## Records
<<<<

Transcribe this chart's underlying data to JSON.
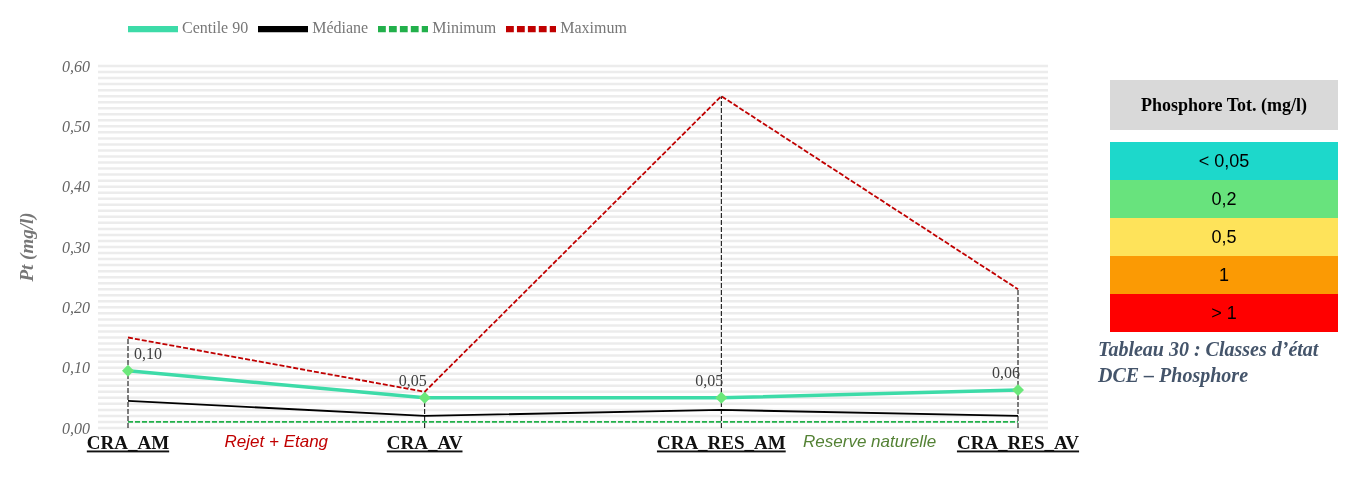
{
  "chart_data": [
    {
      "type": "line",
      "ylabel": "Pt (mg/l)",
      "categories": [
        "CRA_AM",
        "CRA_AV",
        "CRA_RES_AM",
        "CRA_RES_AV"
      ],
      "series": [
        {
          "name": "Centile 90",
          "color": "#3ddba8",
          "values": [
            0.095,
            0.05,
            0.05,
            0.063
          ],
          "marker": "diamond",
          "value_labels": [
            "0,10",
            "0,05",
            "0,05",
            "0,06"
          ]
        },
        {
          "name": "Médiane",
          "color": "#000000",
          "values": [
            0.045,
            0.02,
            0.03,
            0.02
          ]
        },
        {
          "name": "Minimum",
          "color": "#22b04b",
          "values": [
            0.01,
            0.01,
            0.01,
            0.01
          ],
          "line_style": "dashed"
        },
        {
          "name": "Maximum",
          "color": "#c00000",
          "values": [
            0.15,
            0.06,
            0.55,
            0.23
          ],
          "line_style": "dashed"
        }
      ],
      "ref_lines": [
        {
          "axis": "x",
          "value": "CRA_AM",
          "line_style": "dashed",
          "color": "#000000"
        },
        {
          "axis": "x",
          "value": "CRA_AV",
          "line_style": "dashed",
          "color": "#000000"
        },
        {
          "axis": "x",
          "value": "CRA_RES_AM",
          "line_style": "dashed",
          "color": "#000000"
        },
        {
          "axis": "x",
          "value": "CRA_RES_AV",
          "line_style": "dashed",
          "color": "#000000"
        }
      ],
      "ylim": [
        0,
        0.6
      ],
      "yticks": [
        {
          "value": 0,
          "label": "0,00"
        },
        {
          "value": 0.01,
          "label": null
        },
        {
          "value": 0.02,
          "label": null
        },
        {
          "value": 0.03,
          "label": null
        },
        {
          "value": 0.04,
          "label": null
        },
        {
          "value": 0.05,
          "label": null
        },
        {
          "value": 0.06,
          "label": null
        },
        {
          "value": 0.07,
          "label": null
        },
        {
          "value": 0.08,
          "label": null
        },
        {
          "value": 0.09,
          "label": null
        },
        {
          "value": 0.1,
          "label": "0,10"
        },
        {
          "value": 0.11,
          "label": null
        },
        {
          "value": 0.12,
          "label": null
        },
        {
          "value": 0.13,
          "label": null
        },
        {
          "value": 0.14,
          "label": null
        },
        {
          "value": 0.15,
          "label": null
        },
        {
          "value": 0.16,
          "label": null
        },
        {
          "value": 0.17,
          "label": null
        },
        {
          "value": 0.18,
          "label": null
        },
        {
          "value": 0.19,
          "label": null
        },
        {
          "value": 0.2,
          "label": "0,20"
        },
        {
          "value": 0.21,
          "label": null
        },
        {
          "value": 0.22,
          "label": null
        },
        {
          "value": 0.23,
          "label": null
        },
        {
          "value": 0.24,
          "label": null
        },
        {
          "value": 0.25,
          "label": null
        },
        {
          "value": 0.26,
          "label": null
        },
        {
          "value": 0.27,
          "label": null
        },
        {
          "value": 0.28,
          "label": null
        },
        {
          "value": 0.29,
          "label": null
        },
        {
          "value": 0.3,
          "label": "0,30"
        },
        {
          "value": 0.31,
          "label": null
        },
        {
          "value": 0.32,
          "label": null
        },
        {
          "value": 0.33,
          "label": null
        },
        {
          "value": 0.34,
          "label": null
        },
        {
          "value": 0.35,
          "label": null
        },
        {
          "value": 0.36,
          "label": null
        },
        {
          "value": 0.37,
          "label": null
        },
        {
          "value": 0.38,
          "label": null
        },
        {
          "value": 0.39,
          "label": null
        },
        {
          "value": 0.4,
          "label": "0,40"
        },
        {
          "value": 0.41,
          "label": null
        },
        {
          "value": 0.42,
          "label": null
        },
        {
          "value": 0.43,
          "label": null
        },
        {
          "value": 0.44,
          "label": null
        },
        {
          "value": 0.45,
          "label": null
        },
        {
          "value": 0.46,
          "label": null
        },
        {
          "value": 0.47,
          "label": null
        },
        {
          "value": 0.48,
          "label": null
        },
        {
          "value": 0.49,
          "label": null
        },
        {
          "value": 0.5,
          "label": "0,50"
        },
        {
          "value": 0.51,
          "label": null
        },
        {
          "value": 0.52,
          "label": null
        },
        {
          "value": 0.53,
          "label": null
        },
        {
          "value": 0.54,
          "label": null
        },
        {
          "value": 0.55,
          "label": null
        },
        {
          "value": 0.56,
          "label": null
        },
        {
          "value": 0.57,
          "label": null
        },
        {
          "value": 0.58,
          "label": null
        },
        {
          "value": 0.59,
          "label": null
        },
        {
          "value": 0.6,
          "label": "0,60"
        }
      ],
      "grid": "y",
      "legend": "top left",
      "annotations": [
        "Rejet + Etang",
        "Reserve naturelle"
      ]
    },
    {
      "type": "other",
      "title": "Phosphore Tot. (mg/l)",
      "categories": [
        "< 0,05",
        "0,2",
        "0,5",
        "1",
        "> 1"
      ],
      "colors": [
        "#1dd8cb",
        "#68e37d",
        "#fee35a",
        "#fb9a04",
        "#ff0000"
      ],
      "annotations": [
        "Tableau 30 : Classes d’état DCE – Phosphore"
      ]
    }
  ]
}
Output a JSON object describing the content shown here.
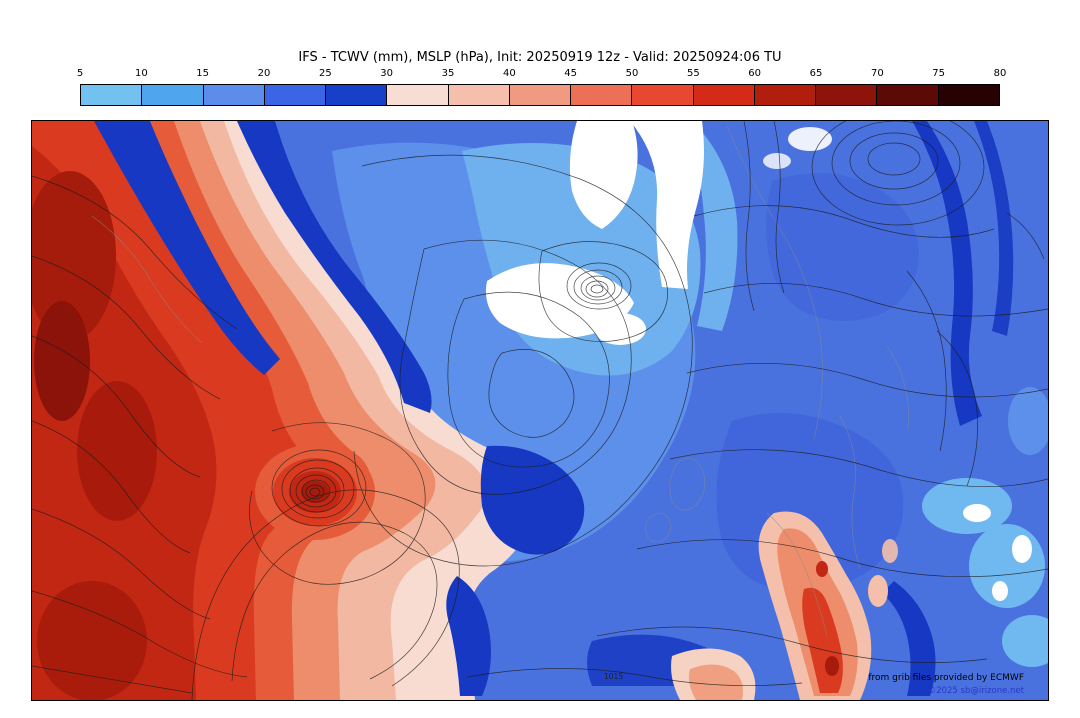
{
  "title": "IFS - TCWV (mm), MSLP (hPa), Init: 20250919 12z - Valid: 20250924:06 TU",
  "colorbar": {
    "unit": "mm",
    "ticks": [
      "5",
      "10",
      "15",
      "20",
      "25",
      "30",
      "35",
      "40",
      "45",
      "50",
      "55",
      "60",
      "65",
      "70",
      "75",
      "80"
    ],
    "colors": [
      "#72c1f0",
      "#4fa6ee",
      "#5c8cec",
      "#3a66e6",
      "#1640c8",
      "#f8ddd4",
      "#f5bfad",
      "#f19a82",
      "#ed7056",
      "#e84830",
      "#d62a18",
      "#b21e0e",
      "#8c140a",
      "#5c0a05",
      "#260302"
    ]
  },
  "map": {
    "contour_labels": [
      "1015"
    ],
    "attribution_line1": "from grib files provided by ECMWF",
    "attribution_line2": "©2025 sb@irizone.net",
    "field_colors": {
      "base_blue": "#4a72df",
      "dark_blue": "#1638c2",
      "light_blue": "#6fb0ef",
      "light_pink": "#f8dcd2",
      "strong_red": "#da3b20",
      "dark_red": "#a51b0c"
    }
  }
}
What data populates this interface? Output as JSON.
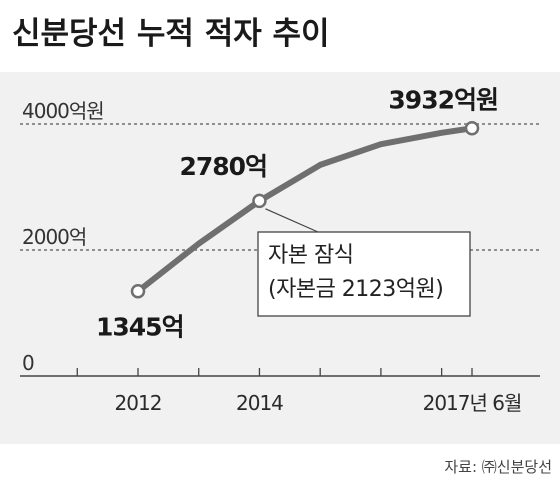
{
  "title": "신분당선 누적 적자 추이",
  "source": "자료: ㈜신분당선",
  "colors": {
    "background": "#ffffff",
    "plot_background": "#f1f1f1",
    "line": "#6f6f6f",
    "point_fill": "#ffffff",
    "text": "#1a1a1a"
  },
  "chart_data": {
    "type": "line",
    "title": "신분당선 누적 적자 추이",
    "xlabel": "",
    "ylabel": "",
    "x_ticks": [
      {
        "value": 2012,
        "label": "2012"
      },
      {
        "value": 2014,
        "label": "2014"
      },
      {
        "value": 2017.5,
        "label": "2017년 6월"
      }
    ],
    "x_minor_ticks": [
      2011,
      2012,
      2013,
      2014,
      2015,
      2016,
      2017,
      2017.5
    ],
    "y_ticks": [
      {
        "value": 0,
        "label": "0"
      },
      {
        "value": 2000,
        "label": "2000억"
      },
      {
        "value": 4000,
        "label": "4000억원"
      }
    ],
    "xlim": [
      2011,
      2017.75
    ],
    "ylim": [
      0,
      4000
    ],
    "grid": "dashed horizontal at y ticks",
    "series": [
      {
        "values": [
          {
            "x": 2012,
            "y": 1345
          },
          {
            "x": 2013,
            "y": 2100
          },
          {
            "x": 2014,
            "y": 2780
          },
          {
            "x": 2015,
            "y": 3350
          },
          {
            "x": 2016,
            "y": 3680
          },
          {
            "x": 2017,
            "y": 3860
          },
          {
            "x": 2017.5,
            "y": 3932
          }
        ]
      }
    ],
    "markers": [
      {
        "x": 2012,
        "y": 1345,
        "label": "1345억"
      },
      {
        "x": 2014,
        "y": 2780,
        "label": "2780억"
      },
      {
        "x": 2017.5,
        "y": 3932,
        "label": "3932억원"
      }
    ],
    "annotation": {
      "x": 2014,
      "y": 2780,
      "lines": [
        "자본 잠식",
        "(자본금 2123억원)"
      ]
    }
  }
}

>>>>

Copy every line in the records above that contains the word "this".

## The reply
Transcribe this chart's underlying data to JSON.
What data populates this interface? Output as JSON.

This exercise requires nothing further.